*Task to complete*: Extract every line below, verbatim.

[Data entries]
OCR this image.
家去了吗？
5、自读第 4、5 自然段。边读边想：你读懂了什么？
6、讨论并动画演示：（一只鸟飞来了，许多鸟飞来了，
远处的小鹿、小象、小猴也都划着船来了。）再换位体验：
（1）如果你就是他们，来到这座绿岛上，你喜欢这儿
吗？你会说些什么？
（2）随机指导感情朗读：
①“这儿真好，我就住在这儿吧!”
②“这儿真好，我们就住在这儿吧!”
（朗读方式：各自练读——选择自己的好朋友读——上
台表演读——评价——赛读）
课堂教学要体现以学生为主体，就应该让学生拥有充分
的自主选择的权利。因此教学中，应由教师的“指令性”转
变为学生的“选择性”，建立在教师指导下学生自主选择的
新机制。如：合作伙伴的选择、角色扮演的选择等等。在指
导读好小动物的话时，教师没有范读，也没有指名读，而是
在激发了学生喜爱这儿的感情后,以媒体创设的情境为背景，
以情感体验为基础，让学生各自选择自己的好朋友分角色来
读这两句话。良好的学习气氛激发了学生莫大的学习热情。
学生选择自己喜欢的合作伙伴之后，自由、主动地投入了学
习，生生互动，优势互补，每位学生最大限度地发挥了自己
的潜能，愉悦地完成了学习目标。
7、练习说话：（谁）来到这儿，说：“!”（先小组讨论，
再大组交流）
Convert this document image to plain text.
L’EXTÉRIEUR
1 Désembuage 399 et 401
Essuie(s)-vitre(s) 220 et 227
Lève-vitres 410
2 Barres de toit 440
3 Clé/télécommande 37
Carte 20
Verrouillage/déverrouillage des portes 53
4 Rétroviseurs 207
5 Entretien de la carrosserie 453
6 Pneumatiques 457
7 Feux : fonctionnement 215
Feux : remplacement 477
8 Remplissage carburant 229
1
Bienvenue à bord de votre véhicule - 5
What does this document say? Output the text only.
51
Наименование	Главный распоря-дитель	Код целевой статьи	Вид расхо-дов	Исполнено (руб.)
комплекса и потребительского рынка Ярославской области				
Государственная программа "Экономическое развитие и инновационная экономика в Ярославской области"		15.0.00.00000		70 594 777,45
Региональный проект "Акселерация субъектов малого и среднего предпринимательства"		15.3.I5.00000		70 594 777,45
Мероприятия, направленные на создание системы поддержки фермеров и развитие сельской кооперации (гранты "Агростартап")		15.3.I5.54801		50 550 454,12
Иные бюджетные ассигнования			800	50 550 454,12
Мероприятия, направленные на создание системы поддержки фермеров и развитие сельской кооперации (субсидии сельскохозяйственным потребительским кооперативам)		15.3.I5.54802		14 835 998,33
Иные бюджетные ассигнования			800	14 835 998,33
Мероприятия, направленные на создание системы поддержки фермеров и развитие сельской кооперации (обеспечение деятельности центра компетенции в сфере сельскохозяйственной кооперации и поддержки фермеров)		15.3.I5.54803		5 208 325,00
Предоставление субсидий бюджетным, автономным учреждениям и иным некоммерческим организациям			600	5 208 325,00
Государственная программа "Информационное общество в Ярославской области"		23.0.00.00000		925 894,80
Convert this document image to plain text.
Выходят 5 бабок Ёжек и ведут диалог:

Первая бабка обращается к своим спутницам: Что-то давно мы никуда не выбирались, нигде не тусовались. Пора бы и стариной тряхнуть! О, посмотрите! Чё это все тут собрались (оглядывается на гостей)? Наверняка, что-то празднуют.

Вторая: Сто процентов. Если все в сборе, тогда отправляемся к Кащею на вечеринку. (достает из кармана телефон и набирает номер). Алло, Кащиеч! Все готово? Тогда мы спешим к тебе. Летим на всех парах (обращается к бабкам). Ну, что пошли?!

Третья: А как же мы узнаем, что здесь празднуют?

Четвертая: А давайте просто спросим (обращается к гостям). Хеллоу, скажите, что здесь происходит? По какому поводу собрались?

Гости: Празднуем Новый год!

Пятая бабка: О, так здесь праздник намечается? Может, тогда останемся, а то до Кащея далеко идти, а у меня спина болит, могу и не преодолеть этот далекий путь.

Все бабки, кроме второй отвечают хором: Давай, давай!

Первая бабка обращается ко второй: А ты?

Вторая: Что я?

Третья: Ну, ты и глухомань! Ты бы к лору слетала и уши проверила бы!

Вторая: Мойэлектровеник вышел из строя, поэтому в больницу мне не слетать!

*Response below*:
OCR this image.
家去了吗？
5、自读第 4、5 自然段。边读边想：你读懂了什么？
6、讨论并动画演示：（一只鸟飞来了，许多鸟飞来了，
远处的小鹿、小象、小猴也都划着船来了。）再换位体验：
（1）如果你就是他们，来到这座绿岛上，你喜欢这儿
吗？你会说些什么？
（2）随机指导感情朗读：
①“这儿真好，我就住在这儿吧!”
②“这儿真好，我们就住在这儿吧!”
（朗读方式：各自练读——选择自己的好朋友读——上
台表演读——评价——赛读）
课堂教学要体现以学生为主体，就应该让学生拥有充分
的自主选择的权利。因此教学中，应由教师的“指令性”转
变为学生的“选择性”，建立在教师指导下学生自主选择的
新机制。如：合作伙伴的选择、角色扮演的选择等等。在指
导读好小动物的话时，教师没有范读，也没有指名读，而是
在激发了学生喜爱这儿的感情后,以媒体创设的情境为背景，
以情感体验为基础，让学生各自选择自己的好朋友分角色来
读这两句话。良好的学习气氛激发了学生莫大的学习热情。
学生选择自己喜欢的合作伙伴之后，自由、主动地投入了学
习，生生互动，优势互补，每位学生最大限度地发挥了自己
的潜能，愉悦地完成了学习目标。
7、练习说话：（谁）来到这儿，说：“!”（先小组讨论，
再大组交流）
Convert this document image to plain text.
L’EXTÉRIEUR
1 Désembuage 399 et 401
Essuie(s)-vitre(s) 220 et 227
Lève-vitres 410
2 Barres de toit 440
3 Clé/télécommande 37
Carte 20
Verrouillage/déverrouillage des portes 53
4 Rétroviseurs 207
5 Entretien de la carrosserie 453
6 Pneumatiques 457
7 Feux : fonctionnement 215
Feux : remplacement 477
8 Remplissage carburant 229
1
Bienvenue à bord de votre véhicule - 5
What does this document say? Output the text only.
51
Наименование	Главный распоря-дитель	Код целевой статьи	Вид расхо-дов	Исполнено (руб.)
комплекса и потребительского рынка Ярославской области				
Государственная программа "Экономическое развитие и инновационная экономика в Ярославской области"		15.0.00.00000		70 594 777,45
Региональный проект "Акселерация субъектов малого и среднего предпринимательства"		15.3.I5.00000		70 594 777,45
Мероприятия, направленные на создание системы поддержки фермеров и развитие сельской кооперации (гранты "Агростартап")		15.3.I5.54801		50 550 454,12
Иные бюджетные ассигнования			800	50 550 454,12
Мероприятия, направленные на создание системы поддержки фермеров и развитие сельской кооперации (субсидии сельскохозяйственным потребительским кооперативам)		15.3.I5.54802		14 835 998,33
Иные бюджетные ассигнования			800	14 835 998,33
Мероприятия, направленные на создание системы поддержки фермеров и развитие сельской кооперации (обеспечение деятельности центра компетенции в сфере сельскохозяйственной кооперации и поддержки фермеров)		15.3.I5.54803		5 208 325,00
Предоставление субсидий бюджетным, автономным учреждениям и иным некоммерческим организациям			600	5 208 325,00
Государственная программа "Информационное общество в Ярославской области"		23.0.00.00000		925 894,80
Convert this document image to plain text.
Выходят 5 бабок Ёжек и ведут диалог:

Первая бабка обращается к своим спутницам: Что-то давно мы никуда не выбирались, нигде не тусовались. Пора бы и стариной тряхнуть! О, посмотрите! Чё это все тут собрались (оглядывается на гостей)? Наверняка, что-то празднуют.

Вторая: Сто процентов. Если все в сборе, тогда отправляемся к Кащею на вечеринку. (достает из кармана телефон и набирает номер). Алло, Кащиеч! Все готово? Тогда мы спешим к тебе. Летим на всех парах (обращается к бабкам). Ну, что пошли?!

Третья: А как же мы узнаем, что здесь празднуют?

Четвертая: А давайте просто спросим (обращается к гостям). Хеллоу, скажите, что здесь происходит? По какому поводу собрались?

Гости: Празднуем Новый год!

Пятая бабка: О, так здесь праздник намечается? Может, тогда останемся, а то до Кащея далеко идти, а у меня спина болит, могу и не преодолеть этот далекий путь.

Все бабки, кроме второй отвечают хором: Давай, давай!

Первая бабка обращается ко второй: А ты?

Вторая: Что я?

Третья: Ну, ты и глухомань! Ты бы к лору слетала и уши проверила бы!

Вторая: Мойэлектровеник вышел из строя, поэтому в больницу мне не слетать!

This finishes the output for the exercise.